Wherever the string "BTCUSDT" shows up in a line, count that line. Give the total alone.

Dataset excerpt
************
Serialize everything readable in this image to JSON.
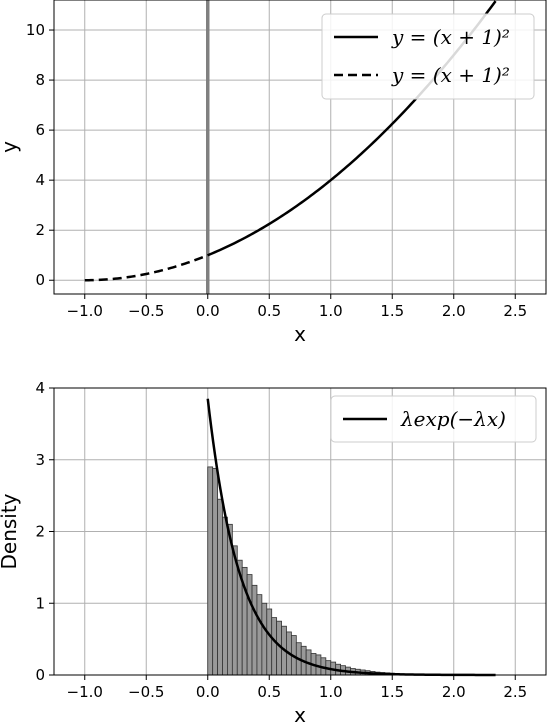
{
  "colors": {
    "line": "#000000",
    "grid": "#b0b0b0",
    "vline": "#808080",
    "bar": "#999999",
    "bar_edge": "#333333"
  },
  "chart_data": [
    {
      "type": "line",
      "xlabel": "x",
      "ylabel": "y",
      "xlim": [
        -1.25,
        2.75
      ],
      "ylim": [
        -0.55,
        11.2
      ],
      "xticks": [
        -1.0,
        -0.5,
        0.0,
        0.5,
        1.0,
        1.5,
        2.0,
        2.5
      ],
      "xtick_labels": [
        "−1.0",
        "−0.5",
        "0.0",
        "0.5",
        "1.0",
        "1.5",
        "2.0",
        "2.5"
      ],
      "yticks": [
        0,
        2,
        4,
        6,
        8,
        10
      ],
      "ytick_labels": [
        "0",
        "2",
        "4",
        "6",
        "8",
        "10"
      ],
      "grid": true,
      "legend_position": "top-right",
      "vertical_line_x": 0.0,
      "series": [
        {
          "name": "y = (x + 1)²",
          "style": "solid",
          "x_range": [
            0.0,
            2.34
          ],
          "formula": "(x+1)^2"
        },
        {
          "name": "y = (x + 1)²",
          "style": "dashed",
          "x_range": [
            -1.0,
            0.0
          ],
          "formula": "(x+1)^2"
        }
      ]
    },
    {
      "type": "bar",
      "xlabel": "x",
      "ylabel": "Density",
      "xlim": [
        -1.25,
        2.75
      ],
      "ylim": [
        0,
        4
      ],
      "xticks": [
        -1.0,
        -0.5,
        0.0,
        0.5,
        1.0,
        1.5,
        2.0,
        2.5
      ],
      "xtick_labels": [
        "−1.0",
        "−0.5",
        "0.0",
        "0.5",
        "1.0",
        "1.5",
        "2.0",
        "2.5"
      ],
      "yticks": [
        0,
        1,
        2,
        3,
        4
      ],
      "ytick_labels": [
        "0",
        "1",
        "2",
        "3",
        "4"
      ],
      "grid": true,
      "legend_position": "top-right",
      "bin_width": 0.04,
      "bin_start": 0.0,
      "values": [
        2.9,
        2.88,
        2.45,
        2.2,
        2.1,
        1.8,
        1.6,
        1.5,
        1.4,
        1.25,
        1.12,
        1.0,
        0.92,
        0.8,
        0.75,
        0.68,
        0.6,
        0.55,
        0.45,
        0.4,
        0.35,
        0.3,
        0.28,
        0.24,
        0.2,
        0.18,
        0.15,
        0.13,
        0.11,
        0.09,
        0.08,
        0.07,
        0.06,
        0.05,
        0.04,
        0.035,
        0.03,
        0.025,
        0.02,
        0.015
      ],
      "series": [
        {
          "name": "λexp(−λx)",
          "style": "solid",
          "x_range": [
            0.0,
            2.34
          ],
          "lambda": 3.85
        }
      ]
    }
  ]
}
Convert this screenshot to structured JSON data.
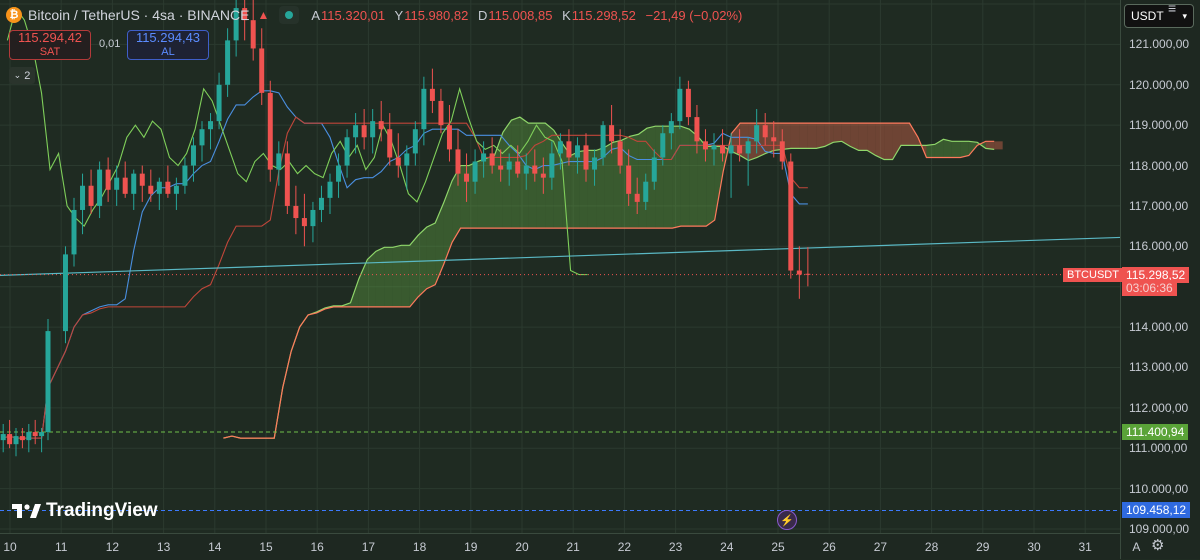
{
  "header": {
    "title": "Bitcoin / TetherUS · 4sa · BINANCE",
    "open_key": "A",
    "open": "115.320,01",
    "high_key": "Y",
    "high": "115.980,82",
    "low_key": "D",
    "low": "115.008,85",
    "close_key": "K",
    "close": "115.298,52",
    "change": "−21,49 (−0,02%)"
  },
  "trade": {
    "sell_price": "115.294,42",
    "sell_label": "SAT",
    "spread": "0,01",
    "buy_price": "115.294,43",
    "buy_label": "AL"
  },
  "indicators_toggle": "2",
  "currency": "USDT",
  "logo_text": "TradingView",
  "price_axis": {
    "ticks": [
      "121.000,00",
      "120.000,00",
      "119.000,00",
      "118.000,00",
      "117.000,00",
      "116.000,00",
      "114.000,00",
      "113.000,00",
      "112.000,00",
      "111.000,00",
      "110.000,00",
      "109.000,00"
    ],
    "symbol_label": "BTCUSDT",
    "last_price": "115.298,52",
    "countdown": "03:06:36",
    "green_level": "111.400,94",
    "blue_level": "109.458,12"
  },
  "time_axis": {
    "ticks": [
      "10",
      "11",
      "12",
      "13",
      "14",
      "15",
      "16",
      "17",
      "18",
      "19",
      "20",
      "21",
      "22",
      "23",
      "24",
      "25",
      "26",
      "27",
      "28",
      "29",
      "30",
      "31",
      "A"
    ]
  },
  "chart_data": {
    "type": "candlestick",
    "symbol": "BTCUSDT",
    "interval": "4h",
    "y_range": [
      108900,
      122100
    ],
    "x_categories": [
      "10",
      "11",
      "12",
      "13",
      "14",
      "15",
      "16",
      "17",
      "18",
      "19",
      "20",
      "21",
      "22",
      "23",
      "24",
      "25",
      "26",
      "27",
      "28",
      "29",
      "30",
      "31"
    ],
    "candles": [
      {
        "d": "10",
        "o": 111200,
        "h": 111600,
        "l": 110900,
        "c": 111350
      },
      {
        "d": "10",
        "o": 111350,
        "h": 111700,
        "l": 111000,
        "c": 111100
      },
      {
        "d": "10",
        "o": 111100,
        "h": 111500,
        "l": 110800,
        "c": 111300
      },
      {
        "d": "10",
        "o": 111300,
        "h": 111500,
        "l": 111000,
        "c": 111200
      },
      {
        "d": "10",
        "o": 111200,
        "h": 111600,
        "l": 110900,
        "c": 111400
      },
      {
        "d": "10",
        "o": 111400,
        "h": 111700,
        "l": 111100,
        "c": 111300
      },
      {
        "d": "10",
        "o": 111300,
        "h": 111500,
        "l": 110900,
        "c": 111400
      },
      {
        "d": "10",
        "o": 111400,
        "h": 114200,
        "l": 111200,
        "c": 113900
      },
      {
        "d": "11",
        "o": 113900,
        "h": 116000,
        "l": 113600,
        "c": 115800
      },
      {
        "d": "11",
        "o": 115800,
        "h": 117200,
        "l": 115500,
        "c": 116900
      },
      {
        "d": "11",
        "o": 116900,
        "h": 117800,
        "l": 116300,
        "c": 117500
      },
      {
        "d": "11",
        "o": 117500,
        "h": 117900,
        "l": 116800,
        "c": 117000
      },
      {
        "d": "11",
        "o": 117000,
        "h": 118100,
        "l": 116700,
        "c": 117900
      },
      {
        "d": "11",
        "o": 117900,
        "h": 118200,
        "l": 117100,
        "c": 117400
      },
      {
        "d": "12",
        "o": 117400,
        "h": 118000,
        "l": 117000,
        "c": 117700
      },
      {
        "d": "12",
        "o": 117700,
        "h": 118100,
        "l": 117200,
        "c": 117300
      },
      {
        "d": "12",
        "o": 117300,
        "h": 117900,
        "l": 116900,
        "c": 117800
      },
      {
        "d": "12",
        "o": 117800,
        "h": 118000,
        "l": 117100,
        "c": 117500
      },
      {
        "d": "12",
        "o": 117500,
        "h": 117900,
        "l": 117100,
        "c": 117300
      },
      {
        "d": "12",
        "o": 117300,
        "h": 117700,
        "l": 116900,
        "c": 117600
      },
      {
        "d": "13",
        "o": 117600,
        "h": 118000,
        "l": 117200,
        "c": 117300
      },
      {
        "d": "13",
        "o": 117300,
        "h": 117700,
        "l": 116900,
        "c": 117500
      },
      {
        "d": "13",
        "o": 117500,
        "h": 118200,
        "l": 117300,
        "c": 118000
      },
      {
        "d": "13",
        "o": 118000,
        "h": 118700,
        "l": 117600,
        "c": 118500
      },
      {
        "d": "13",
        "o": 118500,
        "h": 119100,
        "l": 118100,
        "c": 118900
      },
      {
        "d": "13",
        "o": 118900,
        "h": 119300,
        "l": 118400,
        "c": 119100
      },
      {
        "d": "14",
        "o": 119100,
        "h": 120300,
        "l": 118900,
        "c": 120000
      },
      {
        "d": "14",
        "o": 120000,
        "h": 121400,
        "l": 119700,
        "c": 121100
      },
      {
        "d": "14",
        "o": 121100,
        "h": 122100,
        "l": 120700,
        "c": 121900
      },
      {
        "d": "14",
        "o": 121900,
        "h": 122100,
        "l": 121100,
        "c": 121600
      },
      {
        "d": "14",
        "o": 121600,
        "h": 122100,
        "l": 120600,
        "c": 120900
      },
      {
        "d": "14",
        "o": 120900,
        "h": 121400,
        "l": 119500,
        "c": 119800
      },
      {
        "d": "15",
        "o": 119800,
        "h": 120100,
        "l": 117600,
        "c": 117900
      },
      {
        "d": "15",
        "o": 117900,
        "h": 118600,
        "l": 117500,
        "c": 118300
      },
      {
        "d": "15",
        "o": 118300,
        "h": 118600,
        "l": 116800,
        "c": 117000
      },
      {
        "d": "15",
        "o": 117000,
        "h": 117500,
        "l": 116300,
        "c": 116700
      },
      {
        "d": "15",
        "o": 116700,
        "h": 117300,
        "l": 116000,
        "c": 116500
      },
      {
        "d": "15",
        "o": 116500,
        "h": 117100,
        "l": 116100,
        "c": 116900
      },
      {
        "d": "16",
        "o": 116900,
        "h": 117500,
        "l": 116600,
        "c": 117200
      },
      {
        "d": "16",
        "o": 117200,
        "h": 117800,
        "l": 116800,
        "c": 117600
      },
      {
        "d": "16",
        "o": 117600,
        "h": 118300,
        "l": 117200,
        "c": 118000
      },
      {
        "d": "16",
        "o": 118000,
        "h": 118900,
        "l": 117700,
        "c": 118700
      },
      {
        "d": "16",
        "o": 118700,
        "h": 119300,
        "l": 118300,
        "c": 119000
      },
      {
        "d": "16",
        "o": 119000,
        "h": 119400,
        "l": 118400,
        "c": 118700
      },
      {
        "d": "17",
        "o": 118700,
        "h": 119400,
        "l": 118300,
        "c": 119100
      },
      {
        "d": "17",
        "o": 119100,
        "h": 119600,
        "l": 118600,
        "c": 118900
      },
      {
        "d": "17",
        "o": 118900,
        "h": 119300,
        "l": 118000,
        "c": 118200
      },
      {
        "d": "17",
        "o": 118200,
        "h": 118800,
        "l": 117700,
        "c": 118000
      },
      {
        "d": "17",
        "o": 118000,
        "h": 118500,
        "l": 117400,
        "c": 118300
      },
      {
        "d": "17",
        "o": 118300,
        "h": 119100,
        "l": 118000,
        "c": 118900
      },
      {
        "d": "18",
        "o": 118900,
        "h": 120200,
        "l": 118500,
        "c": 119900
      },
      {
        "d": "18",
        "o": 119900,
        "h": 120400,
        "l": 119300,
        "c": 119600
      },
      {
        "d": "18",
        "o": 119600,
        "h": 119900,
        "l": 118800,
        "c": 119000
      },
      {
        "d": "18",
        "o": 119000,
        "h": 119500,
        "l": 118100,
        "c": 118400
      },
      {
        "d": "18",
        "o": 118400,
        "h": 118900,
        "l": 117500,
        "c": 117800
      },
      {
        "d": "18",
        "o": 117800,
        "h": 118300,
        "l": 117100,
        "c": 117600
      },
      {
        "d": "19",
        "o": 117600,
        "h": 118400,
        "l": 117300,
        "c": 118100
      },
      {
        "d": "19",
        "o": 118100,
        "h": 118600,
        "l": 117700,
        "c": 118300
      },
      {
        "d": "19",
        "o": 118300,
        "h": 118700,
        "l": 117800,
        "c": 118000
      },
      {
        "d": "19",
        "o": 118000,
        "h": 118400,
        "l": 117600,
        "c": 117900
      },
      {
        "d": "19",
        "o": 117900,
        "h": 118300,
        "l": 117500,
        "c": 118100
      },
      {
        "d": "19",
        "o": 118100,
        "h": 118500,
        "l": 117700,
        "c": 117800
      },
      {
        "d": "20",
        "o": 117800,
        "h": 118300,
        "l": 117400,
        "c": 118000
      },
      {
        "d": "20",
        "o": 118000,
        "h": 118400,
        "l": 117600,
        "c": 117800
      },
      {
        "d": "20",
        "o": 117800,
        "h": 118200,
        "l": 117300,
        "c": 117700
      },
      {
        "d": "20",
        "o": 117700,
        "h": 118600,
        "l": 117400,
        "c": 118300
      },
      {
        "d": "20",
        "o": 118300,
        "h": 118800,
        "l": 117900,
        "c": 118600
      },
      {
        "d": "20",
        "o": 118600,
        "h": 118900,
        "l": 118000,
        "c": 118200
      },
      {
        "d": "21",
        "o": 118200,
        "h": 118700,
        "l": 117800,
        "c": 118500
      },
      {
        "d": "21",
        "o": 118500,
        "h": 118800,
        "l": 117600,
        "c": 117900
      },
      {
        "d": "21",
        "o": 117900,
        "h": 118400,
        "l": 117500,
        "c": 118200
      },
      {
        "d": "21",
        "o": 118200,
        "h": 119100,
        "l": 118000,
        "c": 119000
      },
      {
        "d": "21",
        "o": 119000,
        "h": 119500,
        "l": 118300,
        "c": 118600
      },
      {
        "d": "21",
        "o": 118600,
        "h": 118900,
        "l": 117800,
        "c": 118000
      },
      {
        "d": "22",
        "o": 118000,
        "h": 118400,
        "l": 117000,
        "c": 117300
      },
      {
        "d": "22",
        "o": 117300,
        "h": 117700,
        "l": 116800,
        "c": 117100
      },
      {
        "d": "22",
        "o": 117100,
        "h": 117800,
        "l": 116900,
        "c": 117600
      },
      {
        "d": "22",
        "o": 117600,
        "h": 118400,
        "l": 117400,
        "c": 118200
      },
      {
        "d": "22",
        "o": 118200,
        "h": 119000,
        "l": 118000,
        "c": 118800
      },
      {
        "d": "22",
        "o": 118800,
        "h": 119300,
        "l": 118400,
        "c": 119100
      },
      {
        "d": "23",
        "o": 119100,
        "h": 120200,
        "l": 118900,
        "c": 119900
      },
      {
        "d": "23",
        "o": 119900,
        "h": 120100,
        "l": 119000,
        "c": 119200
      },
      {
        "d": "23",
        "o": 119200,
        "h": 119500,
        "l": 118300,
        "c": 118600
      },
      {
        "d": "23",
        "o": 118600,
        "h": 118900,
        "l": 118100,
        "c": 118400
      },
      {
        "d": "23",
        "o": 118400,
        "h": 118800,
        "l": 118000,
        "c": 118500
      },
      {
        "d": "23",
        "o": 118500,
        "h": 118900,
        "l": 118100,
        "c": 118300
      },
      {
        "d": "24",
        "o": 118300,
        "h": 118800,
        "l": 117200,
        "c": 118500
      },
      {
        "d": "24",
        "o": 118500,
        "h": 118900,
        "l": 118100,
        "c": 118300
      },
      {
        "d": "24",
        "o": 118300,
        "h": 118700,
        "l": 117500,
        "c": 118600
      },
      {
        "d": "24",
        "o": 118600,
        "h": 119400,
        "l": 118300,
        "c": 119000
      },
      {
        "d": "24",
        "o": 119000,
        "h": 119300,
        "l": 118500,
        "c": 118700
      },
      {
        "d": "24",
        "o": 118700,
        "h": 119100,
        "l": 118200,
        "c": 118600
      },
      {
        "d": "25",
        "o": 118600,
        "h": 118900,
        "l": 117900,
        "c": 118100
      },
      {
        "d": "25",
        "o": 118100,
        "h": 118300,
        "l": 115200,
        "c": 115400
      },
      {
        "d": "25",
        "o": 115400,
        "h": 116000,
        "l": 114700,
        "c": 115300
      },
      {
        "d": "25",
        "o": 115320.01,
        "h": 115980.82,
        "l": 115008.85,
        "c": 115298.52
      }
    ],
    "last_price": 115298.52,
    "horizontal_levels": [
      {
        "value": 111400.94,
        "color": "#6fbf4a",
        "style": "dashed"
      },
      {
        "value": 109458.12,
        "color": "#3d7bff",
        "style": "dashed"
      }
    ],
    "trendline": {
      "from_value": 115280,
      "to_value": 116220,
      "color": "#5ab8c4"
    },
    "colors": {
      "up": "#26a69a",
      "down": "#ef5350",
      "kumo_bull": "#6fbf4a",
      "kumo_bear": "#ef6e52"
    }
  }
}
************
--- The response ---
2